• **Data supplied**
---+---

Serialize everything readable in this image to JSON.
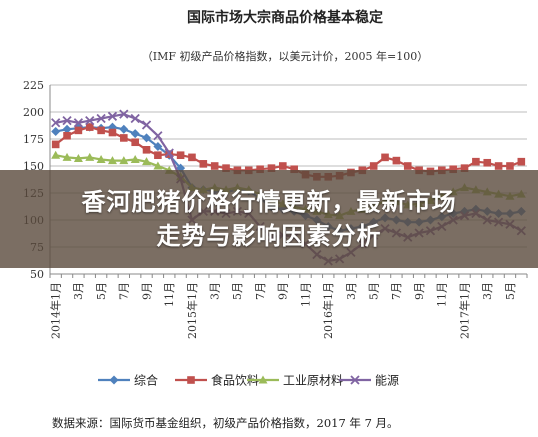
{
  "chart_data": {
    "type": "line",
    "title": "国际市场大宗商品价格基本稳定",
    "subtitle": "（IMF 初级产品价格指数，以美元计价，2005 年=100）",
    "source": "数据来源：国际货币基金组织，初级产品价格指数，2017 年 7 月。",
    "ylim": [
      50,
      225
    ],
    "yticks": [
      "50",
      "75",
      "100",
      "125",
      "150",
      "175",
      "200",
      "225"
    ],
    "grid": true,
    "legend_position": "bottom",
    "x_tick_labels": [
      "2014年1月",
      "3月",
      "5月",
      "7月",
      "9月",
      "11月",
      "2015年1月",
      "3月",
      "5月",
      "7月",
      "9月",
      "11月",
      "2016年1月",
      "3月",
      "5月",
      "7月",
      "9月",
      "11月",
      "2017年1月",
      "3月",
      "5月"
    ],
    "x": [
      "2014-01",
      "2014-02",
      "2014-03",
      "2014-04",
      "2014-05",
      "2014-06",
      "2014-07",
      "2014-08",
      "2014-09",
      "2014-10",
      "2014-11",
      "2014-12",
      "2015-01",
      "2015-02",
      "2015-03",
      "2015-04",
      "2015-05",
      "2015-06",
      "2015-07",
      "2015-08",
      "2015-09",
      "2015-10",
      "2015-11",
      "2015-12",
      "2016-01",
      "2016-02",
      "2016-03",
      "2016-04",
      "2016-05",
      "2016-06",
      "2016-07",
      "2016-08",
      "2016-09",
      "2016-10",
      "2016-11",
      "2016-12",
      "2017-01",
      "2017-02",
      "2017-03",
      "2017-04",
      "2017-05",
      "2017-06"
    ],
    "series": [
      {
        "name": "综合",
        "color": "#4f81bd",
        "marker": "diamond",
        "values": [
          182,
          184,
          185,
          186,
          185,
          186,
          184,
          180,
          176,
          168,
          160,
          148,
          130,
          128,
          127,
          126,
          128,
          127,
          120,
          112,
          110,
          108,
          104,
          100,
          94,
          90,
          92,
          94,
          98,
          102,
          100,
          98,
          98,
          100,
          103,
          106,
          108,
          110,
          108,
          106,
          106,
          108
        ]
      },
      {
        "name": "食品饮料",
        "color": "#c0504d",
        "marker": "square",
        "values": [
          170,
          178,
          183,
          186,
          183,
          181,
          176,
          172,
          165,
          160,
          161,
          160,
          158,
          152,
          150,
          148,
          146,
          146,
          147,
          148,
          150,
          147,
          142,
          140,
          140,
          141,
          144,
          146,
          150,
          158,
          155,
          150,
          146,
          145,
          146,
          147,
          148,
          154,
          153,
          150,
          150,
          154
        ]
      },
      {
        "name": "工业原材料",
        "color": "#9bbb59",
        "marker": "triangle",
        "values": [
          160,
          158,
          157,
          158,
          156,
          155,
          155,
          156,
          154,
          150,
          146,
          140,
          130,
          128,
          130,
          128,
          130,
          128,
          124,
          118,
          115,
          112,
          110,
          108,
          105,
          104,
          108,
          110,
          112,
          118,
          117,
          114,
          115,
          118,
          122,
          126,
          130,
          128,
          126,
          124,
          122,
          124
        ]
      },
      {
        "name": "能源",
        "color": "#8064a2",
        "marker": "x",
        "values": [
          190,
          192,
          190,
          192,
          194,
          196,
          198,
          194,
          188,
          178,
          162,
          138,
          100,
          108,
          108,
          106,
          108,
          106,
          94,
          84,
          86,
          84,
          78,
          68,
          62,
          64,
          70,
          78,
          86,
          92,
          88,
          84,
          88,
          90,
          94,
          100,
          104,
          106,
          100,
          98,
          96,
          90
        ]
      }
    ]
  }
}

---+---

• **What is needed**
Check each line above for the word "color" and give the number of lines that have it, nothing else.

• **Finished answer**
4